▶ **Supplied records**
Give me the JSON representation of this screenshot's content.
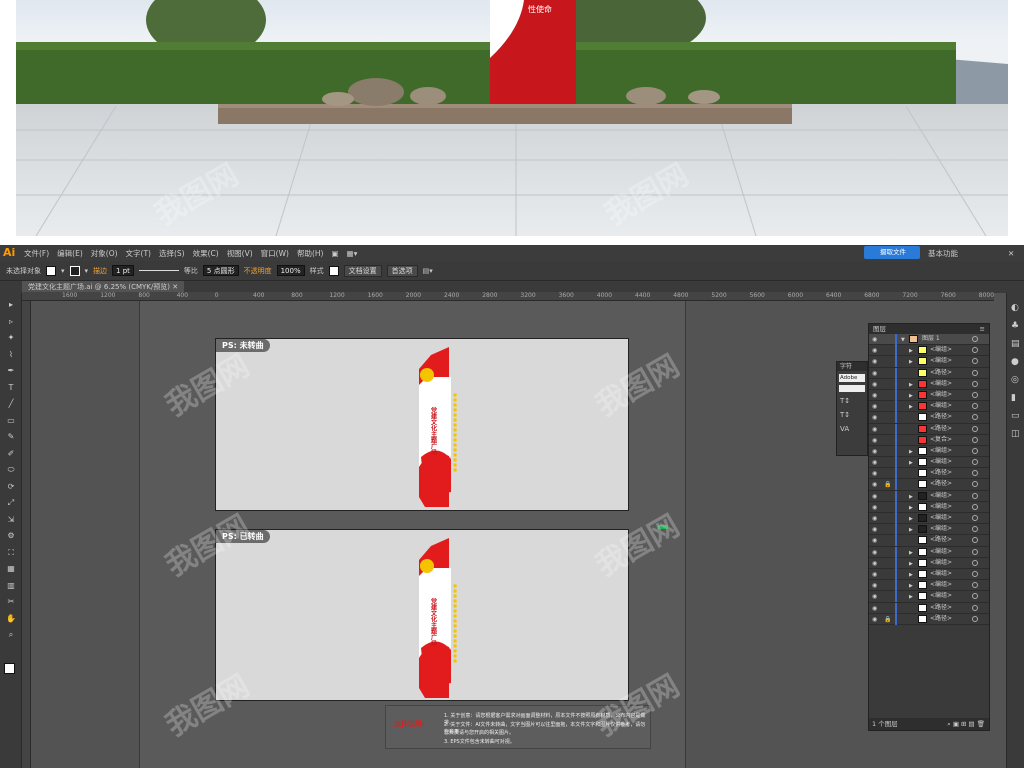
{
  "app": {
    "logo": "Ai",
    "menus": [
      "文件(F)",
      "编辑(E)",
      "对象(O)",
      "文字(T)",
      "选择(S)",
      "效果(C)",
      "视图(V)",
      "窗口(W)",
      "帮助(H)"
    ],
    "cloud_button": "摄取文件",
    "workspace": "基本功能"
  },
  "options_bar": {
    "selection": "未选择对象",
    "stroke_label": "描边",
    "stroke_weight": "1 pt",
    "stroke_style": "等比",
    "brush": "5 点圆形",
    "opacity_label": "不透明度",
    "opacity_value": "100%",
    "style_label": "样式",
    "doc_setup": "文档设置",
    "preferences": "首选项"
  },
  "document": {
    "tab": "党建文化主题广场.ai @ 6.25% (CMYK/预览)",
    "ruler_ticks": [
      "1600",
      "1200",
      "800",
      "400",
      "0",
      "400",
      "800",
      "1200",
      "1600",
      "2000",
      "2400",
      "2800",
      "3200",
      "3600",
      "4000",
      "4400",
      "4800",
      "5200",
      "5600",
      "6000",
      "6400",
      "6800",
      "7200",
      "7600",
      "8000"
    ]
  },
  "artboards": [
    {
      "label": "PS: 未转曲",
      "sign_title": "党建文化主题广场"
    },
    {
      "label": "PS: 已转曲",
      "sign_title": "党建文化主题广场"
    }
  ],
  "file_note": {
    "heading": "文件说明:",
    "lines": [
      "1. 关于创意：请您根据客户需求对画面调整材料，原本文件不按照原有材质，公布内容是做排。",
      "2. 关于文件：AI文件未转曲，文字当图片可以往里面拖，本文件文字和图片仅供参考，请勿在商用",
      "         您负责请与您开启的相关图片。",
      "3. EPS文件包含未转曲可对视。"
    ]
  },
  "char_panel": {
    "title": "字符",
    "font": "Adobe"
  },
  "layers": {
    "title": "图层",
    "footer": "1 个图层",
    "rows": [
      {
        "name": "图层 1",
        "thumb": "#f0c090",
        "top": true
      },
      {
        "name": "<编组>",
        "thumb": "#ffff66",
        "arrow": true
      },
      {
        "name": "<编组>",
        "thumb": "#ffff66",
        "arrow": true
      },
      {
        "name": "<路径>",
        "thumb": "#ffff66"
      },
      {
        "name": "<编组>",
        "thumb": "#ff3333",
        "arrow": true
      },
      {
        "name": "<编组>",
        "thumb": "#ff3333",
        "arrow": true
      },
      {
        "name": "<编组>",
        "thumb": "#ff3333",
        "arrow": true
      },
      {
        "name": "<路径>",
        "thumb": "#ffffff"
      },
      {
        "name": "<路径>",
        "thumb": "#ff3333"
      },
      {
        "name": "<复合>",
        "thumb": "#ff3333"
      },
      {
        "name": "<编组>",
        "thumb": "#ffffff",
        "arrow": true
      },
      {
        "name": "<编组>",
        "thumb": "#ffffff",
        "arrow": true
      },
      {
        "name": "<路径>",
        "thumb": "#ffffff"
      },
      {
        "name": "<路径>",
        "thumb": "#ffffff",
        "locked": true
      },
      {
        "name": "<编组>",
        "thumb": "#222222",
        "arrow": true
      },
      {
        "name": "<编组>",
        "thumb": "#ffffff",
        "arrow": true
      },
      {
        "name": "<编组>",
        "thumb": "#222222",
        "arrow": true
      },
      {
        "name": "<编组>",
        "thumb": "#222222",
        "arrow": true
      },
      {
        "name": "<路径>",
        "thumb": "#ffffff"
      },
      {
        "name": "<编组>",
        "thumb": "#ffffff",
        "arrow": true
      },
      {
        "name": "<编组>",
        "thumb": "#ffffff",
        "arrow": true
      },
      {
        "name": "<编组>",
        "thumb": "#ffffff",
        "arrow": true
      },
      {
        "name": "<编组>",
        "thumb": "#ffffff",
        "arrow": true
      },
      {
        "name": "<编组>",
        "thumb": "#ffffff",
        "arrow": true
      },
      {
        "name": "<路径>",
        "thumb": "#ffffff"
      },
      {
        "name": "<路径>",
        "thumb": "#ffffff",
        "locked": true
      }
    ]
  },
  "colors": {
    "party_red": "#e21c1c",
    "gold": "#f5c400",
    "ui_dark": "#3a3a3a",
    "selection_blue": "#3b6ccd"
  }
}
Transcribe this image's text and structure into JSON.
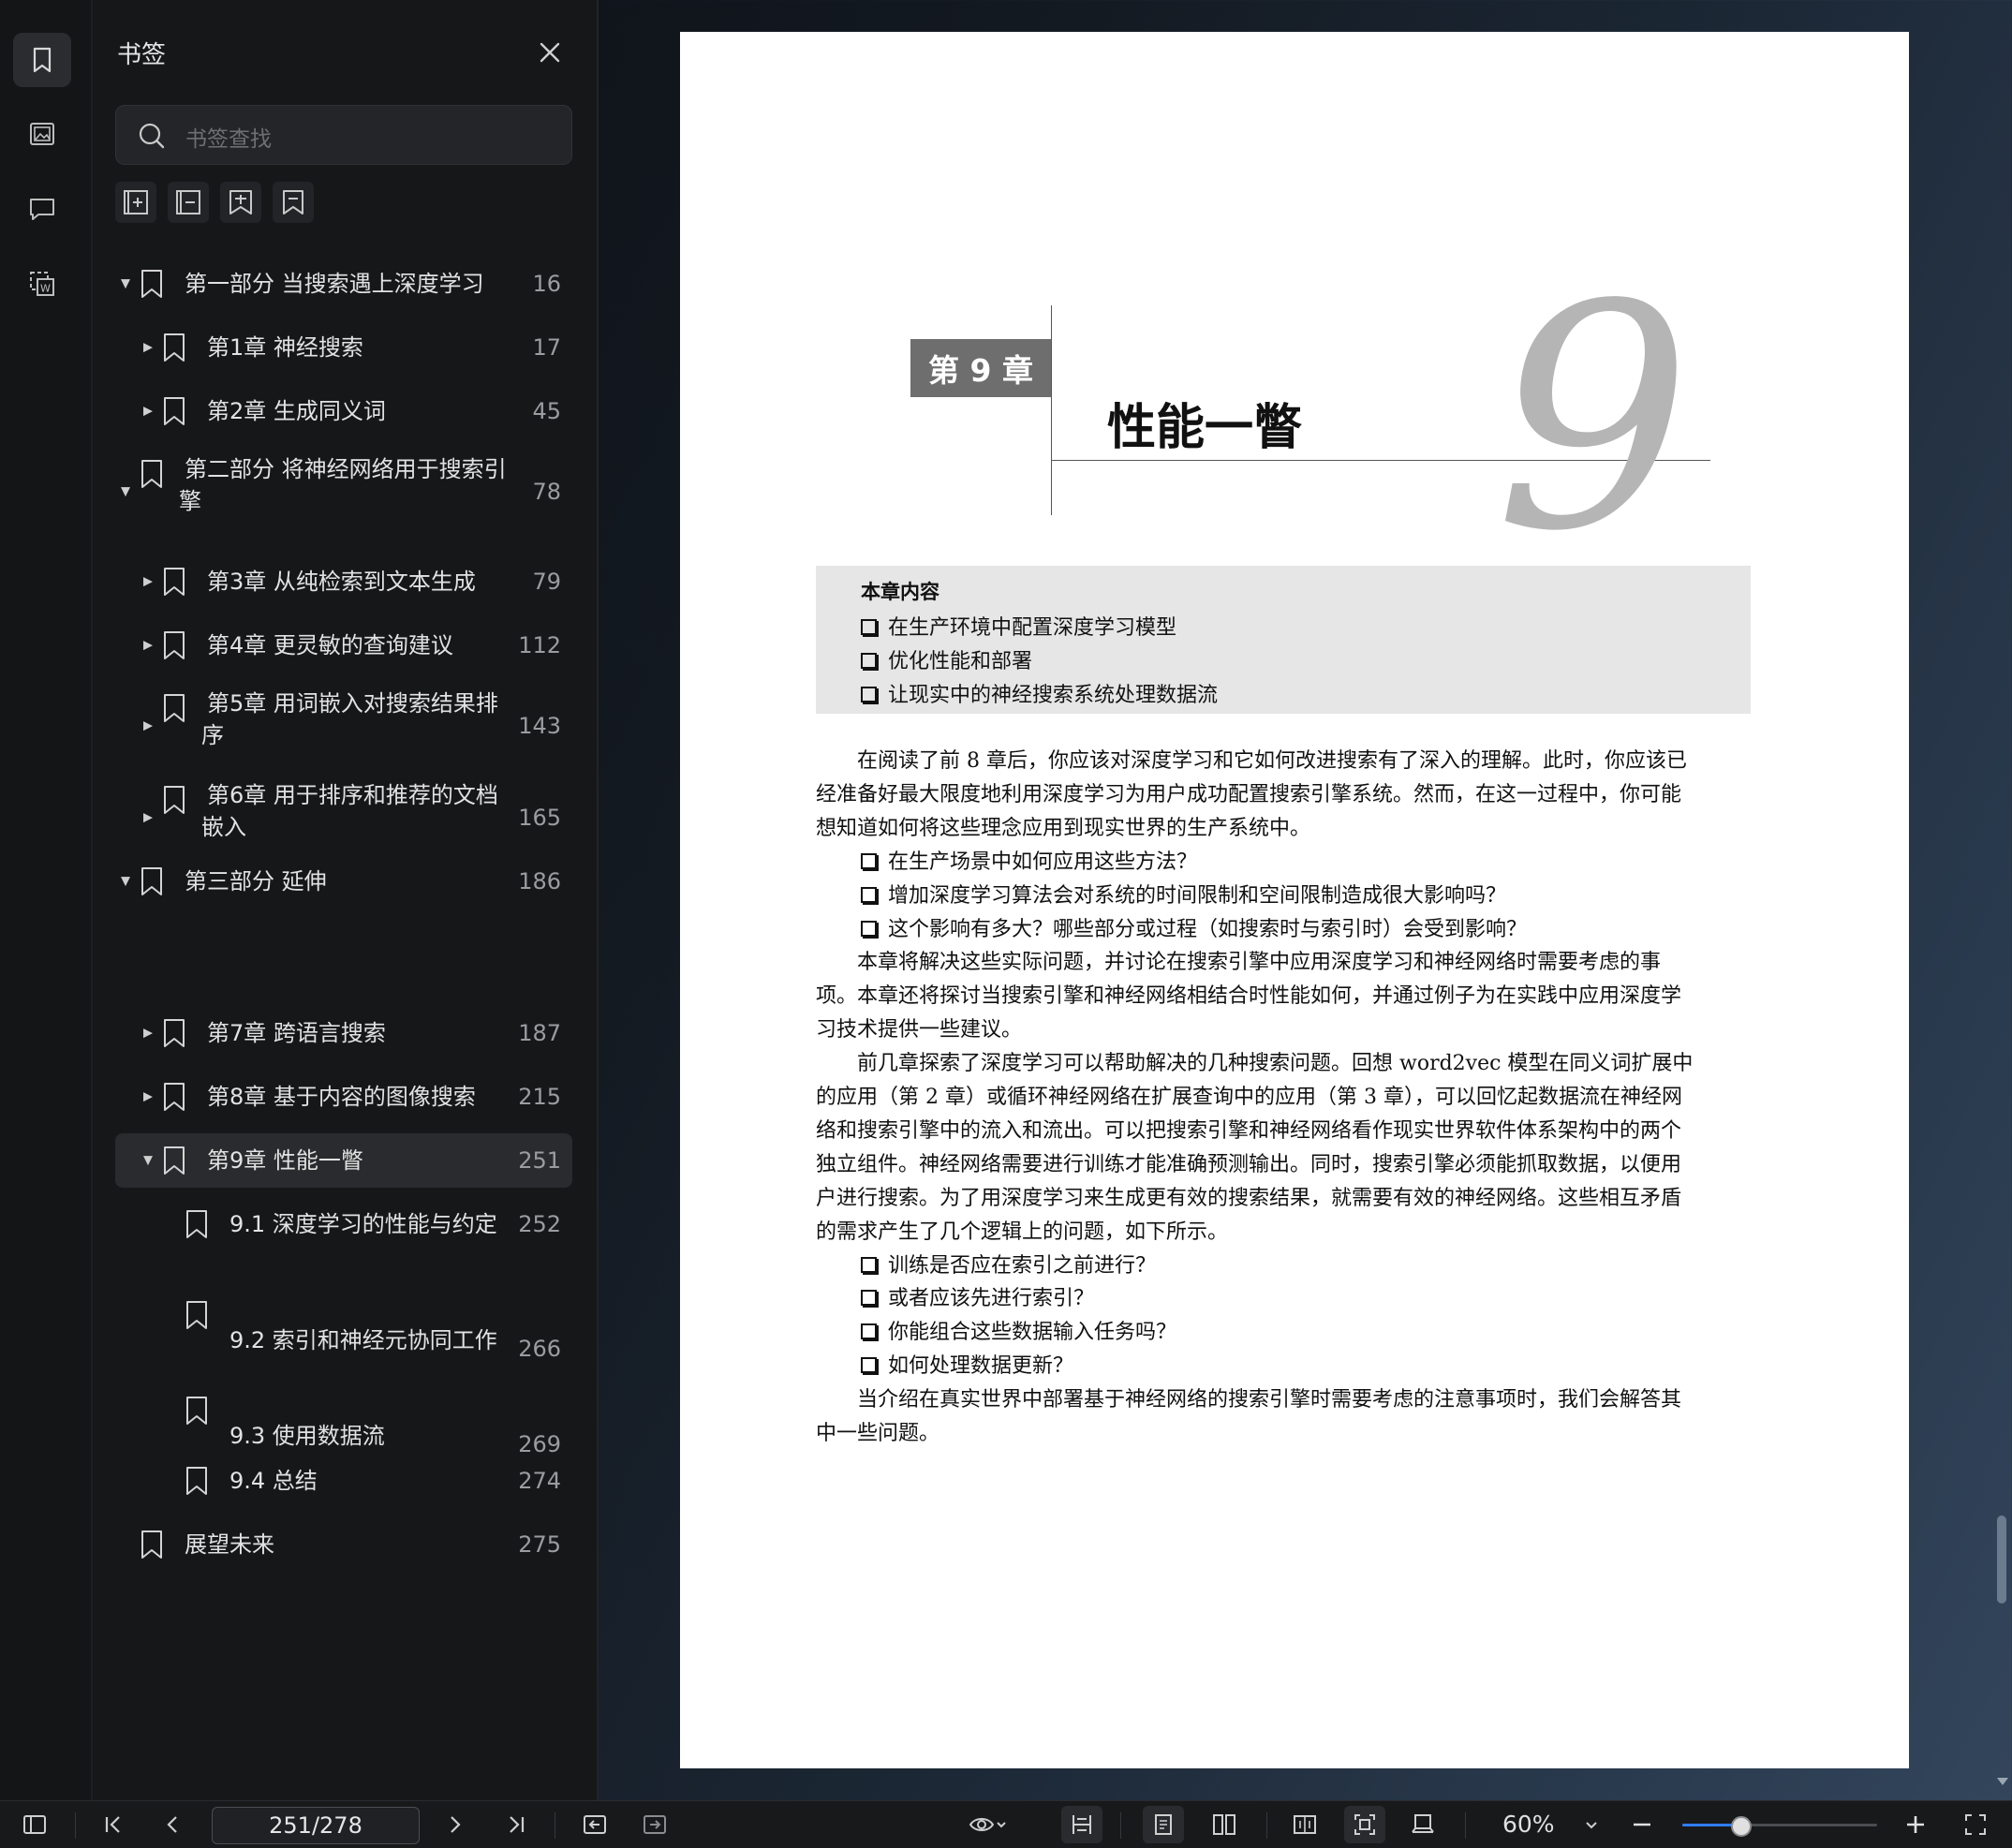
{
  "sidebar": {
    "title": "书签",
    "search_placeholder": "书签查找",
    "rail_icons": [
      "bookmark-icon",
      "image-icon",
      "comment-icon",
      "text-extract-icon"
    ],
    "tools": [
      "expand-all-icon",
      "collapse-all-icon",
      "add-bookmark-icon",
      "bookmark-ribbon-icon"
    ],
    "items": [
      {
        "label": "第一部分 当搜索遇上深度学习",
        "page": "16",
        "level": 0,
        "arrow": "▼"
      },
      {
        "label": "第1章 神经搜索",
        "page": "17",
        "level": 1,
        "arrow": "▶"
      },
      {
        "label": "第2章 生成同义词",
        "page": "45",
        "level": 1,
        "arrow": "▶"
      },
      {
        "label": "第二部分 将神经网络用于搜索引",
        "label2": "擎",
        "page": "78",
        "level": 0,
        "arrow": "▼"
      },
      {
        "label": "第3章 从纯检索到文本生成",
        "page": "79",
        "level": 1,
        "arrow": "▶"
      },
      {
        "label": "第4章 更灵敏的查询建议",
        "page": "112",
        "level": 1,
        "arrow": "▶"
      },
      {
        "label": "第5章 用词嵌入对搜索结果排",
        "label2": "序",
        "page": "143",
        "level": 1,
        "arrow": "▶"
      },
      {
        "label": "第6章 用于排序和推荐的文档",
        "label2": "嵌入",
        "page": "165",
        "level": 1,
        "arrow": "▶"
      },
      {
        "label": "第三部分 延伸",
        "page": "186",
        "level": 0,
        "arrow": "▼"
      },
      {
        "label": "第7章 跨语言搜索",
        "page": "187",
        "level": 1,
        "arrow": "▶"
      },
      {
        "label": "第8章 基于内容的图像搜索",
        "page": "215",
        "level": 1,
        "arrow": "▶"
      },
      {
        "label": "第9章 性能一瞥",
        "page": "251",
        "level": 1,
        "arrow": "▼",
        "selected": true
      },
      {
        "label": "9.1 深度学习的性能与约定",
        "page": "252",
        "level": 2
      },
      {
        "label": "9.2 索引和神经元协同工作",
        "page": "266",
        "level": 2
      },
      {
        "label": "9.3 使用数据流",
        "page": "269",
        "level": 2
      },
      {
        "label": "9.4 总结",
        "page": "274",
        "level": 2
      },
      {
        "label": "展望未来",
        "page": "275",
        "level": 0
      }
    ]
  },
  "document": {
    "chapter_label": "第 9 章",
    "chapter_title": "性能一瞥",
    "chapter_number": "9",
    "box_title": "本章内容",
    "box_items": [
      "在生产环境中配置深度学习模型",
      "优化性能和部署",
      "让现实中的神经搜索系统处理数据流"
    ],
    "lines": [
      "在阅读了前 8 章后，你应该对深度学习和它如何改进搜索有了深入的理解。此时，你应该已",
      "经准备好最大限度地利用深度学习为用户成功配置搜索引擎系统。然而，在这一过程中，你可能",
      "想知道如何将这些理念应用到现实世界的生产系统中。",
      "在生产场景中如何应用这些方法？",
      "增加深度学习算法会对系统的时间限制和空间限制造成很大影响吗？",
      "这个影响有多大？哪些部分或过程（如搜索时与索引时）会受到影响？",
      "本章将解决这些实际问题，并讨论在搜索引擎中应用深度学习和神经网络时需要考虑的事",
      "项。本章还将探讨当搜索引擎和神经网络相结合时性能如何，并通过例子为在实践中应用深度学",
      "习技术提供一些建议。",
      "前几章探索了深度学习可以帮助解决的几种搜索问题。回想 word2vec 模型在同义词扩展中",
      "的应用（第 2 章）或循环神经网络在扩展查询中的应用（第 3 章），可以回忆起数据流在神经网",
      "络和搜索引擎中的流入和流出。可以把搜索引擎和神经网络看作现实世界软件体系架构中的两个",
      "独立组件。神经网络需要进行训练才能准确预测输出。同时，搜索引擎必须能抓取数据，以便用",
      "户进行搜索。为了用深度学习来生成更有效的搜索结果，就需要有效的神经网络。这些相互矛盾",
      "的需求产生了几个逻辑上的问题，如下所示。",
      "训练是否应在索引之前进行？",
      "或者应该先进行索引？",
      "你能组合这些数据输入任务吗？",
      "如何处理数据更新？",
      "当介绍在真实世界中部署基于神经网络的搜索引擎时需要考虑的注意事项时，我们会解答其",
      "中一些问题。"
    ]
  },
  "toolbar": {
    "page_indicator": "251/278",
    "zoom": "60%",
    "zoom_level_fraction": 0.3
  }
}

▶ **The problem**
Locate the string "image" in the listing above and copy every line where it occurs.

▶ **Output**
Transcribe this image's text and structure into JSON.
      "image-icon",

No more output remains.